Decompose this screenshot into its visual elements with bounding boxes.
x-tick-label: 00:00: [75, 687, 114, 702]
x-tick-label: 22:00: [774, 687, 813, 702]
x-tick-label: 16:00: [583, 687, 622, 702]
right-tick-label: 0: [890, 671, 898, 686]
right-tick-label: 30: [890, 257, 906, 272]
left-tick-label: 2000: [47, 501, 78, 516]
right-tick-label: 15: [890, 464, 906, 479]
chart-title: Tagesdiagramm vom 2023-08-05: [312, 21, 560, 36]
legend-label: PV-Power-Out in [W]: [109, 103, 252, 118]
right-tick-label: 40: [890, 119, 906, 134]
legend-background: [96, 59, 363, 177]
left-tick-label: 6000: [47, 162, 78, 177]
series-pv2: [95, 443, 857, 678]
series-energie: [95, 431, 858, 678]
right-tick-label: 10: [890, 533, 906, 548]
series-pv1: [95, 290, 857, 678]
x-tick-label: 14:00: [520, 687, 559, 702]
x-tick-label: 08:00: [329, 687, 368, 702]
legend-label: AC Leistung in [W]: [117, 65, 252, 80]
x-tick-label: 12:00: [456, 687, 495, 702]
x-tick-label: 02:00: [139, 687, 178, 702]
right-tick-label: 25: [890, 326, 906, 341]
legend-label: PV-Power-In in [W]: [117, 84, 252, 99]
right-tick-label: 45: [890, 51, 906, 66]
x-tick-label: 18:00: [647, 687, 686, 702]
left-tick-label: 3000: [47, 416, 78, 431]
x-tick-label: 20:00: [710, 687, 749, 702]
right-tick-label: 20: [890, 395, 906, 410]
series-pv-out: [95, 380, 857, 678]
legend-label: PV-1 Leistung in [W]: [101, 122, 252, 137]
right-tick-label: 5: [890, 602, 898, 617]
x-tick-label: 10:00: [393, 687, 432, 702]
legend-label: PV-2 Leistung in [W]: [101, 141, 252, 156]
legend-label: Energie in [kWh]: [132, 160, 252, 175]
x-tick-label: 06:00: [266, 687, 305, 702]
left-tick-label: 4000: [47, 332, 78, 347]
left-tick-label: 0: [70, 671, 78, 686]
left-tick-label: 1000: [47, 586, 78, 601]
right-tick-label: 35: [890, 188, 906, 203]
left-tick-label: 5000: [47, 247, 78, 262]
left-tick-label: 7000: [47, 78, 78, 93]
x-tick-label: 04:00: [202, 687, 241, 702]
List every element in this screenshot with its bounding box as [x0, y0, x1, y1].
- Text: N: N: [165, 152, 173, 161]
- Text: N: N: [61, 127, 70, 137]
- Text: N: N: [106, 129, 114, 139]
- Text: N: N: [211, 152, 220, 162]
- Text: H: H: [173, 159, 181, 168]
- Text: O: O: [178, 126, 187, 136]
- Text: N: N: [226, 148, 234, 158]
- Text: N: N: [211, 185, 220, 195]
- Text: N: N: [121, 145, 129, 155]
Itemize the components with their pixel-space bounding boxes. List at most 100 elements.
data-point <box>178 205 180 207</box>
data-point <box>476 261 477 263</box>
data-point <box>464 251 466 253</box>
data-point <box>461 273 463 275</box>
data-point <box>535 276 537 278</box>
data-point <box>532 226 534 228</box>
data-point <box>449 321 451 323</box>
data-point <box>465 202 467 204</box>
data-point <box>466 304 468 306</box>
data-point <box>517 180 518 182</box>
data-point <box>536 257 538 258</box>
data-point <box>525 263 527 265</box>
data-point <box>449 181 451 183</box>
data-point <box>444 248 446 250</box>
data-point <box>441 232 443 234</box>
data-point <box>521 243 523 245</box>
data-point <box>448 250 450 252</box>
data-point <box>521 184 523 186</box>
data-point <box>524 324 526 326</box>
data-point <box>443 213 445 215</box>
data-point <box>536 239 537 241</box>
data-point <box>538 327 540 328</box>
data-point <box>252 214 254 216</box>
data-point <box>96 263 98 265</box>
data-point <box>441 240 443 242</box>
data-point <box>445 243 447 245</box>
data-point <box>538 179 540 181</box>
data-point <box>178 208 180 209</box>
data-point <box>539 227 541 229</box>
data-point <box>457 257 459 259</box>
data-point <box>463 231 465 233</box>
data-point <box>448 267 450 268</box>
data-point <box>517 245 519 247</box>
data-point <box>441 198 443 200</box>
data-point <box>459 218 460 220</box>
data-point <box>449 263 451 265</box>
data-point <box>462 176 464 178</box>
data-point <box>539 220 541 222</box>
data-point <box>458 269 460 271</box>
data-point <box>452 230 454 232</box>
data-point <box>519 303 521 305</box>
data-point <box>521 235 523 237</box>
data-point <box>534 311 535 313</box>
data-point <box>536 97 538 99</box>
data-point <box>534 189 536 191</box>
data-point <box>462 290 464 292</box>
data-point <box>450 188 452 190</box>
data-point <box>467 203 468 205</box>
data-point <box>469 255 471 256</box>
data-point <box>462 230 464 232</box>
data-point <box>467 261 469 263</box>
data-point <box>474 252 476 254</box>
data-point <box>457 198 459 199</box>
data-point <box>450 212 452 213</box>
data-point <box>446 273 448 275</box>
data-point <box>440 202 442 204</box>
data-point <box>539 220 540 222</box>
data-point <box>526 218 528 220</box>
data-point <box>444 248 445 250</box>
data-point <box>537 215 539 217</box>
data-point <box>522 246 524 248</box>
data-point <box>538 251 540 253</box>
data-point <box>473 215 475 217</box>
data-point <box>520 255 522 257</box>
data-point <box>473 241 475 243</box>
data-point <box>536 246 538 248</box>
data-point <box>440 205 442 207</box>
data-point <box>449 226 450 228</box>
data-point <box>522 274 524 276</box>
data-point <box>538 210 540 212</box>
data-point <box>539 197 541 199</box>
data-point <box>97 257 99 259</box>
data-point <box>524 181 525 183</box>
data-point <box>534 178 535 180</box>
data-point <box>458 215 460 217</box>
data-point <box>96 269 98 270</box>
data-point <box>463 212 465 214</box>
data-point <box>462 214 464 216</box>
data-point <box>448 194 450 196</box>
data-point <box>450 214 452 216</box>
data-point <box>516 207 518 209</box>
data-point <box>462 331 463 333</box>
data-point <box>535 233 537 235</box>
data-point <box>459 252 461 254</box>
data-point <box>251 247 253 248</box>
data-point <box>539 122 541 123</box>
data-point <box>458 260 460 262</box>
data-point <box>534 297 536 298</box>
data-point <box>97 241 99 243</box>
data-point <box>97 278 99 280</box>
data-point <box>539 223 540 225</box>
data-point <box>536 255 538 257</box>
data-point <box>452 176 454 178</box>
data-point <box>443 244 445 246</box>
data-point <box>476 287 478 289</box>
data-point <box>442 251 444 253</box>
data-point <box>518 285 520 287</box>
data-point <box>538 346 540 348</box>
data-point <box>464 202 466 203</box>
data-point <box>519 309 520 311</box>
==========
Task details » Repeat the lines above word for word, from the first line of the records up to and including the line that contains "x-tick-label: 20:00: [710, 687, 749, 702]".

Task response »
Decompose this screenshot into its visual elements with bounding boxes.
x-tick-label: 00:00: [75, 687, 114, 702]
x-tick-label: 22:00: [774, 687, 813, 702]
x-tick-label: 16:00: [583, 687, 622, 702]
right-tick-label: 0: [890, 671, 898, 686]
right-tick-label: 30: [890, 257, 906, 272]
left-tick-label: 2000: [47, 501, 78, 516]
right-tick-label: 15: [890, 464, 906, 479]
chart-title: Tagesdiagramm vom 2023-08-05: [312, 21, 560, 36]
legend-label: PV-Power-Out in [W]: [109, 103, 252, 118]
right-tick-label: 40: [890, 119, 906, 134]
legend-background: [96, 59, 363, 177]
left-tick-label: 6000: [47, 162, 78, 177]
series-pv2: [95, 443, 857, 678]
series-energie: [95, 431, 858, 678]
right-tick-label: 10: [890, 533, 906, 548]
series-pv1: [95, 290, 857, 678]
x-tick-label: 14:00: [520, 687, 559, 702]
x-tick-label: 08:00: [329, 687, 368, 702]
legend-label: AC Leistung in [W]: [117, 65, 252, 80]
x-tick-label: 12:00: [456, 687, 495, 702]
x-tick-label: 02:00: [139, 687, 178, 702]
right-tick-label: 25: [890, 326, 906, 341]
legend-label: PV-Power-In in [W]: [117, 84, 252, 99]
right-tick-label: 45: [890, 51, 906, 66]
x-tick-label: 18:00: [647, 687, 686, 702]
left-tick-label: 3000: [47, 416, 78, 431]
x-tick-label: 20:00: [710, 687, 749, 702]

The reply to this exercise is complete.